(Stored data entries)
########################################
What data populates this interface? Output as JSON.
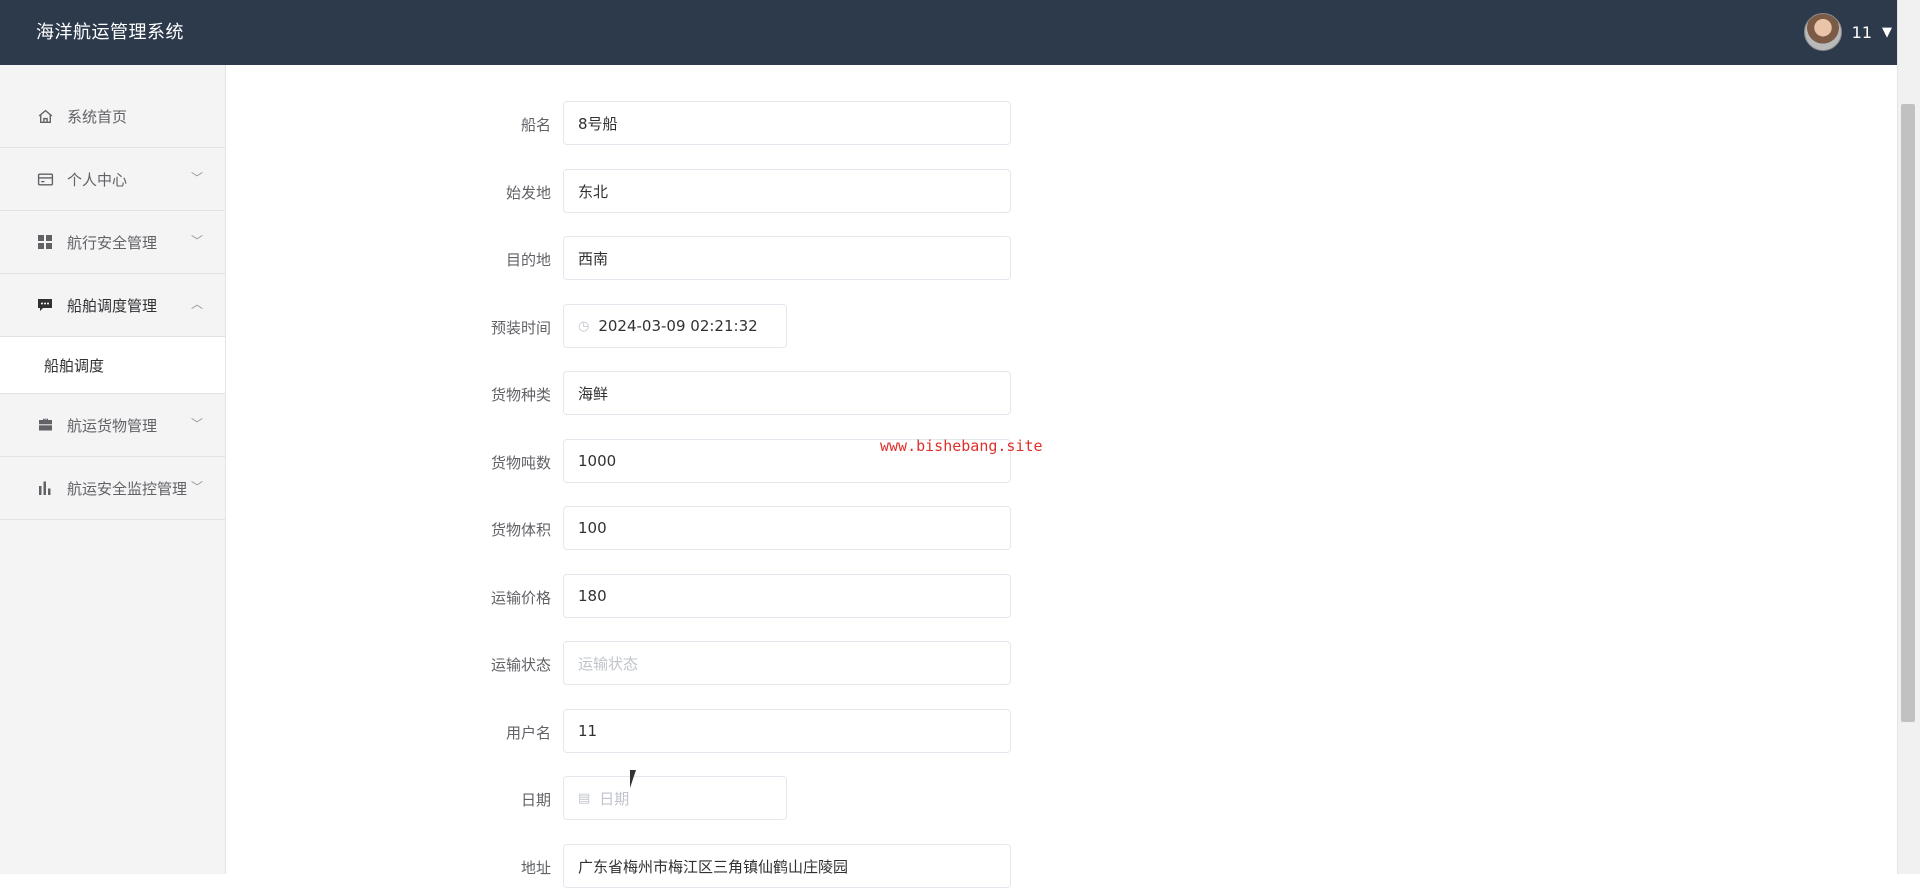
{
  "header": {
    "title": "海洋航运管理系统",
    "username": "11"
  },
  "sidebar": {
    "items": [
      {
        "label": "系统首页",
        "icon": "home-icon",
        "expandable": false
      },
      {
        "label": "个人中心",
        "icon": "wallet-icon",
        "expandable": true,
        "expanded": false
      },
      {
        "label": "航行安全管理",
        "icon": "grid-icon",
        "expandable": true,
        "expanded": false
      },
      {
        "label": "船舶调度管理",
        "icon": "chat-icon",
        "expandable": true,
        "expanded": true,
        "children": [
          {
            "label": "船舶调度"
          }
        ]
      },
      {
        "label": "航运货物管理",
        "icon": "briefcase-icon",
        "expandable": true,
        "expanded": false
      },
      {
        "label": "航运安全监控管理",
        "icon": "bar-chart-icon",
        "expandable": true,
        "expanded": false
      }
    ]
  },
  "form": {
    "fields": [
      {
        "label": "船名",
        "value": "8号船"
      },
      {
        "label": "始发地",
        "value": "东北"
      },
      {
        "label": "目的地",
        "value": "西南"
      },
      {
        "label": "预装时间",
        "value": "2024-03-09 02:21:32"
      },
      {
        "label": "货物种类",
        "value": "海鲜"
      },
      {
        "label": "货物吨数",
        "value": "1000"
      },
      {
        "label": "货物体积",
        "value": "100"
      },
      {
        "label": "运输价格",
        "value": "180"
      },
      {
        "label": "运输状态",
        "value": "",
        "placeholder": "运输状态"
      },
      {
        "label": "用户名",
        "value": "11"
      },
      {
        "label": "日期",
        "value": "",
        "placeholder": "日期"
      },
      {
        "label": "地址",
        "value": "广东省梅州市梅江区三角镇仙鹤山庄陵园"
      }
    ]
  },
  "watermark": "www.bishebang.site"
}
########################################
◆ Set task: Transcribe all of the material exactly, leaving out whatever pictures it contains.

◆ Response to this task:
What data populates this interface? Output as JSON.
{
  "header": {
    "title": "海洋航运管理系统",
    "username": "11"
  },
  "sidebar": {
    "items": [
      {
        "label": "系统首页",
        "icon": "home-icon",
        "expandable": false
      },
      {
        "label": "个人中心",
        "icon": "wallet-icon",
        "expandable": true,
        "expanded": false
      },
      {
        "label": "航行安全管理",
        "icon": "grid-icon",
        "expandable": true,
        "expanded": false
      },
      {
        "label": "船舶调度管理",
        "icon": "chat-icon",
        "expandable": true,
        "expanded": true,
        "children": [
          {
            "label": "船舶调度"
          }
        ]
      },
      {
        "label": "航运货物管理",
        "icon": "briefcase-icon",
        "expandable": true,
        "expanded": false
      },
      {
        "label": "航运安全监控管理",
        "icon": "bar-chart-icon",
        "expandable": true,
        "expanded": false
      }
    ]
  },
  "form": {
    "fields": [
      {
        "label": "船名",
        "value": "8号船"
      },
      {
        "label": "始发地",
        "value": "东北"
      },
      {
        "label": "目的地",
        "value": "西南"
      },
      {
        "label": "预装时间",
        "value": "2024-03-09 02:21:32"
      },
      {
        "label": "货物种类",
        "value": "海鲜"
      },
      {
        "label": "货物吨数",
        "value": "1000"
      },
      {
        "label": "货物体积",
        "value": "100"
      },
      {
        "label": "运输价格",
        "value": "180"
      },
      {
        "label": "运输状态",
        "value": "",
        "placeholder": "运输状态"
      },
      {
        "label": "用户名",
        "value": "11"
      },
      {
        "label": "日期",
        "value": "",
        "placeholder": "日期"
      },
      {
        "label": "地址",
        "value": "广东省梅州市梅江区三角镇仙鹤山庄陵园"
      }
    ]
  },
  "watermark": "www.bishebang.site"
}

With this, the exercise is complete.